[pypy-commit] stmgc c5: fix fix fix

Fri Dec 20 11:55:15 CET 2013

Author: Armin Rigo <arigo at tunes.org>
Branch: c5
Changeset: r570:87e71aeae74c
Date: 2013-12-20 11:54 +0100
http://bitbucket.org/pypy/stmgc/changeset/87e71aeae74c/

Log:	fix fix fix

diff --git a/c5/demo2.c b/c5/demo2.c
--- a/c5/demo2.c
+++ b/c5/demo2.c
@@ -5,10 +5,24 @@
 char *stm_large_malloc(size_t request_size);
 
 
+static void dump(char *data)
+{
+    fprintf(stderr, "[ %p: %zu\n", data - 16, *(size_t*)(data - 16));
+    fprintf(stderr, "  %p: %zu\n", data - 8, *(size_t*)(data - 8));
+    size_t n = (*(size_t*)(data - 8)) & ~1;
+    fprintf(stderr, "  %p: %zu ]\n", data + n, *(size_t*)(data + n));
+}
+
 int main()

### STORED ROWS
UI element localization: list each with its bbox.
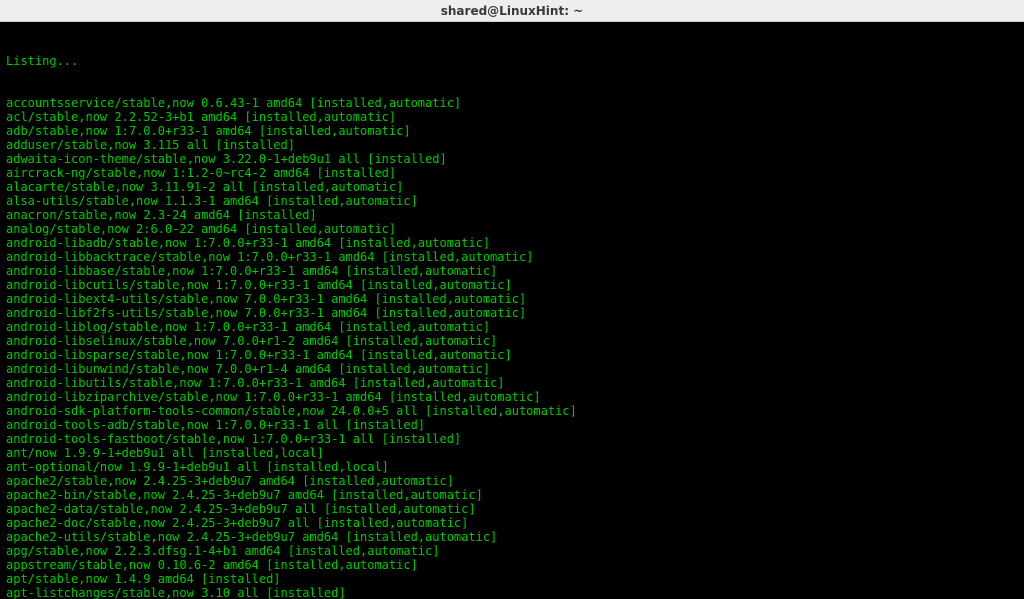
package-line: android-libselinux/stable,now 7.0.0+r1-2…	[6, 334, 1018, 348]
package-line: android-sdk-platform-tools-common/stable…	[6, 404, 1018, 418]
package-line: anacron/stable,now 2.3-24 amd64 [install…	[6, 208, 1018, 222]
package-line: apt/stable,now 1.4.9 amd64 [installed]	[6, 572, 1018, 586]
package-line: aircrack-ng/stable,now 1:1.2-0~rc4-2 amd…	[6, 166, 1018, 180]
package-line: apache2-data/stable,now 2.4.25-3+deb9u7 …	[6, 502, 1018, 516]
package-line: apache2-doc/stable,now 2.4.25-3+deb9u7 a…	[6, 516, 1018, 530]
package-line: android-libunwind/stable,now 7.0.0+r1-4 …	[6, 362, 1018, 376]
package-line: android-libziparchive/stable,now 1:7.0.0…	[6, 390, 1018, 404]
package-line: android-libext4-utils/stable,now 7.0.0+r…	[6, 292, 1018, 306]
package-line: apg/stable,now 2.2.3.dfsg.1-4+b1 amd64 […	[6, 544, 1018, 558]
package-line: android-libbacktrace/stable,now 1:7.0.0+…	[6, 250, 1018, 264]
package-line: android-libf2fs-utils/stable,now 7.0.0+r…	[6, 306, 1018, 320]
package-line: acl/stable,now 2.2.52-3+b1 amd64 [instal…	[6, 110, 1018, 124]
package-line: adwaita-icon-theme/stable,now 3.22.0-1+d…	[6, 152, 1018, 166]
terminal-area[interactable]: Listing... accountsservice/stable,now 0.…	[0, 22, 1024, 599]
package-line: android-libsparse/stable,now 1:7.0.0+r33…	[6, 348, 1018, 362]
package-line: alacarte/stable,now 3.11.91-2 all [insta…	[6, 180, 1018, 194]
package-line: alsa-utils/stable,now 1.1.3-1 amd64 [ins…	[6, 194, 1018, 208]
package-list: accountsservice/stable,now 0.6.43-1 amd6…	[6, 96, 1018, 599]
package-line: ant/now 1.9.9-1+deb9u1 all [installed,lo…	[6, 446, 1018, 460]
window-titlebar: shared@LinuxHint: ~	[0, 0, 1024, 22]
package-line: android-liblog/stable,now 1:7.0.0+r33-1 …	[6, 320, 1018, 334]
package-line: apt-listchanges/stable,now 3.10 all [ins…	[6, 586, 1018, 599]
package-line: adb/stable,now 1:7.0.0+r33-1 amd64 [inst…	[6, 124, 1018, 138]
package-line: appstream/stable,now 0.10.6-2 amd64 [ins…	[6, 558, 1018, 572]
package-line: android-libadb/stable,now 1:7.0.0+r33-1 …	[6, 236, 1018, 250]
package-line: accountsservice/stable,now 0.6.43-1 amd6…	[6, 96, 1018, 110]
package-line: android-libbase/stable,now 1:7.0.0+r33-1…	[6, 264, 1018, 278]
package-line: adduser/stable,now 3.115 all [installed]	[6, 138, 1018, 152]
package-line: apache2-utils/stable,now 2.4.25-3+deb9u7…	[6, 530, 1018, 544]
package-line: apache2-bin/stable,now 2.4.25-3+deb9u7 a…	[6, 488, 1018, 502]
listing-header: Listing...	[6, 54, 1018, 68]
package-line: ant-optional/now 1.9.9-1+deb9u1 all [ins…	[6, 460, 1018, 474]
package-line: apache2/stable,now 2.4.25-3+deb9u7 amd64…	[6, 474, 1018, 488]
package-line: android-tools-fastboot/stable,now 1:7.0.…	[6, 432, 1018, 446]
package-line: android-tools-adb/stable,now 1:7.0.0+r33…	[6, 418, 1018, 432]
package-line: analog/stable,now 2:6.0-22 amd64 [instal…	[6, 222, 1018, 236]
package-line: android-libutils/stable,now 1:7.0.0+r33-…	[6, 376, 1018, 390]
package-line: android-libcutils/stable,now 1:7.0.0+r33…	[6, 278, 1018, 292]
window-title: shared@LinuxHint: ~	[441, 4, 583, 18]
* * *
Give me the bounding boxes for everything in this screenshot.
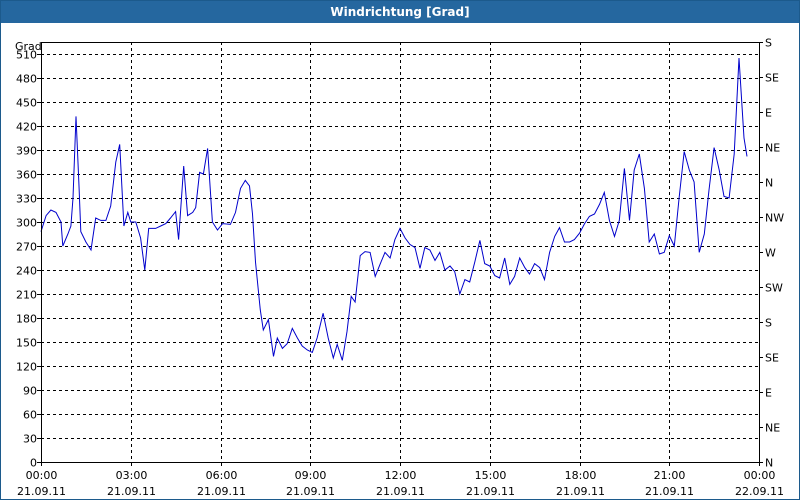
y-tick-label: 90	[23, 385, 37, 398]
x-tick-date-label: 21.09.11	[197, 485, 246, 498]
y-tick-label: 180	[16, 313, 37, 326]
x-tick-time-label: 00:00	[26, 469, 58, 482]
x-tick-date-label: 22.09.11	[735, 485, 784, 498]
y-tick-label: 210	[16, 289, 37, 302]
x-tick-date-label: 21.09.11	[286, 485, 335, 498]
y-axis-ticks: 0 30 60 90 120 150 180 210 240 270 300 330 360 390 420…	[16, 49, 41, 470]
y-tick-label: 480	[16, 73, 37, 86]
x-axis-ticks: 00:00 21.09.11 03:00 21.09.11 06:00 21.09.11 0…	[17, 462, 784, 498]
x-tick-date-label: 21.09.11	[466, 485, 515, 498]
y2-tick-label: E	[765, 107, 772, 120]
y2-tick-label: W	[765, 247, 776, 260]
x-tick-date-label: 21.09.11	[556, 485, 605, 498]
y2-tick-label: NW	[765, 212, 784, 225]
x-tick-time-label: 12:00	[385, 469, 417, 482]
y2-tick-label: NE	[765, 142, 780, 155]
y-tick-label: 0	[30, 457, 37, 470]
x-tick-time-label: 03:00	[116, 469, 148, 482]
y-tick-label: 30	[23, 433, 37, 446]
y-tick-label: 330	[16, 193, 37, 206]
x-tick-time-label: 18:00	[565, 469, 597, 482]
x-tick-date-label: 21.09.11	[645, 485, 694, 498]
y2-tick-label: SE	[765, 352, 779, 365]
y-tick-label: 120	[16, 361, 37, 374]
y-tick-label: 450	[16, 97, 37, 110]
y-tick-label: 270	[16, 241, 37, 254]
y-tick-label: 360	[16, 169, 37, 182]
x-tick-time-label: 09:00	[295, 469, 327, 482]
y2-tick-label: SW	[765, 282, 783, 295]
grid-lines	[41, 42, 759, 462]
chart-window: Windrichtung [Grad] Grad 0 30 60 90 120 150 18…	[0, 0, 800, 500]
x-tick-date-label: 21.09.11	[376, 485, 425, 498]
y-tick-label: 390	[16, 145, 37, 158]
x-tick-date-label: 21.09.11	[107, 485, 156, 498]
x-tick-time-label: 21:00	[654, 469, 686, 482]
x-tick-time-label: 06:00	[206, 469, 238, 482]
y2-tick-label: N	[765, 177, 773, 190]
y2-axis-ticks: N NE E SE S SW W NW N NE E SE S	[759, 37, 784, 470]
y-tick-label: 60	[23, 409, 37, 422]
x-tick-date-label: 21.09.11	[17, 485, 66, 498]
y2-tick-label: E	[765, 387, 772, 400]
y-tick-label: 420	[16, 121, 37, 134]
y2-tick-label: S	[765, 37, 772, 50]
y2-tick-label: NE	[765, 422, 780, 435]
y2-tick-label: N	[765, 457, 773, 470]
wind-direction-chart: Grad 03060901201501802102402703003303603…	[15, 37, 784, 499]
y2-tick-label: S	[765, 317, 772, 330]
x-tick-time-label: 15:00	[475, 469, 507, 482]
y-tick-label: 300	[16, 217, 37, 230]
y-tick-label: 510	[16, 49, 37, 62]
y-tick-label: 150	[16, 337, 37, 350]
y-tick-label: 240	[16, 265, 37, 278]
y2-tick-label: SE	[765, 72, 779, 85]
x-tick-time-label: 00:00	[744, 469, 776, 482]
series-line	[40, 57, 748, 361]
* * *
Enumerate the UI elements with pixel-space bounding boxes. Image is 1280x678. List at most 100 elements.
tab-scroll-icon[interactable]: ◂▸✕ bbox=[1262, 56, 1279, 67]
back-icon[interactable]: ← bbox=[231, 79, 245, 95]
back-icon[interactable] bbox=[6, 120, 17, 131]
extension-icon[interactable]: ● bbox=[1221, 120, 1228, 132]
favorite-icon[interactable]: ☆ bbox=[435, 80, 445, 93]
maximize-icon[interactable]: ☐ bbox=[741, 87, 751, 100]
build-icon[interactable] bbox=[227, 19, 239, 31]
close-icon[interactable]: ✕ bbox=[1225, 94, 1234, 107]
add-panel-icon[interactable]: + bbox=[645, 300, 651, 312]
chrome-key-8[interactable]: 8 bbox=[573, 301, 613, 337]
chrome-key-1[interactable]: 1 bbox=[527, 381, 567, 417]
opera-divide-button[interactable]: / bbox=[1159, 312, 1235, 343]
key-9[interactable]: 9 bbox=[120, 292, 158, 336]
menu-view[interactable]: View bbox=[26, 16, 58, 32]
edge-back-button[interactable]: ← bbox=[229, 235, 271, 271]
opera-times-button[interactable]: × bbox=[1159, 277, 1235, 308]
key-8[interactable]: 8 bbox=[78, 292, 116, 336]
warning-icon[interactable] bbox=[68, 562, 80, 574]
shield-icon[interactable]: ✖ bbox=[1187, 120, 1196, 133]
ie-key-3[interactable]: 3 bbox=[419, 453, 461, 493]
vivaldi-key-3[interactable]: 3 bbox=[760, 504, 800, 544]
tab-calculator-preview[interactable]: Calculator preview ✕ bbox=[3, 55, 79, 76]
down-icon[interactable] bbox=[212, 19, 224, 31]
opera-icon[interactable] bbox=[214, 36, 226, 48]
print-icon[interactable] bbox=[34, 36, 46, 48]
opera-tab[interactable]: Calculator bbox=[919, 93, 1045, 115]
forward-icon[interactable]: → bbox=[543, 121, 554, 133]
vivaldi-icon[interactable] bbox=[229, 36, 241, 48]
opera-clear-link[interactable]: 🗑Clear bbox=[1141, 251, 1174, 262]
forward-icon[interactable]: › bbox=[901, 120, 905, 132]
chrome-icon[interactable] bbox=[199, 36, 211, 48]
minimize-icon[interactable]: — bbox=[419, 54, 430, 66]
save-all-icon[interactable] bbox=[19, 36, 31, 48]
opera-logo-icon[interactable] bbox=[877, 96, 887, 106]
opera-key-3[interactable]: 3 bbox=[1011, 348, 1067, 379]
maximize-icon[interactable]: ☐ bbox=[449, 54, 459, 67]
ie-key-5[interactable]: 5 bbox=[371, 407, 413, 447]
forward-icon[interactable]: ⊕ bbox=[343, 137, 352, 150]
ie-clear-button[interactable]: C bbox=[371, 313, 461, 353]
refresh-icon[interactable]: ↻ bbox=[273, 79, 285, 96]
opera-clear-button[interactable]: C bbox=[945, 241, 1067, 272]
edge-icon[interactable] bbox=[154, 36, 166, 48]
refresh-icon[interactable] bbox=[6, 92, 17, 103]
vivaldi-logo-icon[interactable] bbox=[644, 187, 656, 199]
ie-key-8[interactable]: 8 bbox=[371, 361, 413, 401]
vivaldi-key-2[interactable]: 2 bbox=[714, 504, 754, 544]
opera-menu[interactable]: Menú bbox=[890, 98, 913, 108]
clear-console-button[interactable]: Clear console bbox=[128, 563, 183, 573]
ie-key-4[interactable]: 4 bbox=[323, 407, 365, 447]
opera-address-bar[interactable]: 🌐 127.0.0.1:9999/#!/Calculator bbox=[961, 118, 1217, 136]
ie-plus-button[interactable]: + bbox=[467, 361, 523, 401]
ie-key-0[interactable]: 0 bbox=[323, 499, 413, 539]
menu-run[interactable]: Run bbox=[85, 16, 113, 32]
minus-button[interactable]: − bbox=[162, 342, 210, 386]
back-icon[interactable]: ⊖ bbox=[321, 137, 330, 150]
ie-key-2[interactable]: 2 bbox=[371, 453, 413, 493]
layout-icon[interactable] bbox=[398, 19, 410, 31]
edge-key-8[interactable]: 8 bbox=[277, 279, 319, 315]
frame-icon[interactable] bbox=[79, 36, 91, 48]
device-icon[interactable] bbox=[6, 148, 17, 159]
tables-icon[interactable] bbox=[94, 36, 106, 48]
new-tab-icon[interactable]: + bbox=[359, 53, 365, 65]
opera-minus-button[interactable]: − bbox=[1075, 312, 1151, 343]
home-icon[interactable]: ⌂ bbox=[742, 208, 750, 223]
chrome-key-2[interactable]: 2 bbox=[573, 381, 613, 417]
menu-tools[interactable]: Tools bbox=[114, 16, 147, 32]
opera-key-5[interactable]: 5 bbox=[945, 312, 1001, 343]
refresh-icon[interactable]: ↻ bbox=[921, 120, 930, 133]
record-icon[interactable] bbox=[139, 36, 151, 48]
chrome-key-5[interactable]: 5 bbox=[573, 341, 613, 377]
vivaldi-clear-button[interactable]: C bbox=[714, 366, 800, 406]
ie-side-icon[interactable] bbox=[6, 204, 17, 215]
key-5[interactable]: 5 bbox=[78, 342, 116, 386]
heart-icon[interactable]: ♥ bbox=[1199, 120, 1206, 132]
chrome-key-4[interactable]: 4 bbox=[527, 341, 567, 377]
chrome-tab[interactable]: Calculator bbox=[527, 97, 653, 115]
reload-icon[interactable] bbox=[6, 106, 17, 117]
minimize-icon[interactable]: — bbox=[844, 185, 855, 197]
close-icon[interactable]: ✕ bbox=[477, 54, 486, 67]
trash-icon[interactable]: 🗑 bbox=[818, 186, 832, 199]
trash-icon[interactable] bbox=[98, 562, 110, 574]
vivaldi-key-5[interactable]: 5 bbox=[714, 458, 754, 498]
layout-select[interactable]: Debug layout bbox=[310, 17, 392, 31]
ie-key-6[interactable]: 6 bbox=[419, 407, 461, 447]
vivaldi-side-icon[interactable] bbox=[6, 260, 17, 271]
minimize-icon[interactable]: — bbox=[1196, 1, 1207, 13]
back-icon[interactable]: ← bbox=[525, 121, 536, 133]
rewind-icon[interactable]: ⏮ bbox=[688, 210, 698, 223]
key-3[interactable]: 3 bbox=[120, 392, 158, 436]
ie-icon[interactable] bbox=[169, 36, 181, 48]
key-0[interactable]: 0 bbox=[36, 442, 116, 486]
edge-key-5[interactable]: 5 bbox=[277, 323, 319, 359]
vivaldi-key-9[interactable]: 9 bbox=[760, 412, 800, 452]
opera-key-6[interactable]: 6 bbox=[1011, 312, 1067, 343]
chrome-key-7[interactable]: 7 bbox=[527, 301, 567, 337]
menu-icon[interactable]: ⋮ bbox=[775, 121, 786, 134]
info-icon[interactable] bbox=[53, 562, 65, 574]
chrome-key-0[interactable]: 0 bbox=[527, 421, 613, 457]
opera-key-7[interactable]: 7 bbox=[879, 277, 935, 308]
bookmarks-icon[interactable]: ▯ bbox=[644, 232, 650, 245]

### WORK TO DO
a: According to the stmgc commit, which branch is the change made on?
b: Carry on the stmgc commit diff from its final shown line.

### OUTPUTS IN ORDER
a: c5

b:
 {
-    printf("%p\n", stm_large_malloc(10000));
-    printf("%p\n", stm_large_malloc(10000));
-    printf("%p\n", stm_large_malloc(10000));
+    char *d1 = stm_large_malloc(10000);
+    char *d2 = stm_large_malloc(10000);
+    char *d3 = stm_large_malloc(10000);
+
+    dump(d1);
+    dump(d2);
+    dump(d3);
+    dump(d3 + 10016);
+
     return 0;
 }
diff --git a/c5/largemalloc.c b/c5/largemalloc.c
--- a/c5/largemalloc.c
+++ b/c5/largemalloc.c
@@ -11,14 +11,15 @@
 
 #define MMAP_LIMIT    (1280*1024)
 
-#define largebin_index(sz)                                       \
-    ((((sz) >>  6) <= 47) ?      ((sz) >>  6):  /*  0 - 47 */    \
-     (((sz) >>  9) <= 23) ? 42 + ((sz) >>  9):  /* 48 - 65 */    \
-     (((sz) >> 12) <= 11) ? 63 + ((sz) >> 12):  /* 66 - 74 */    \
-     (((sz) >> 15) <=  5) ? 74 + ((sz) >> 15):  /* 75 - 79 */    \
-     (((sz) >> 18) <=  2) ? 80 + ((sz) >> 18):  /* 80 - 82 */    \
-                            83)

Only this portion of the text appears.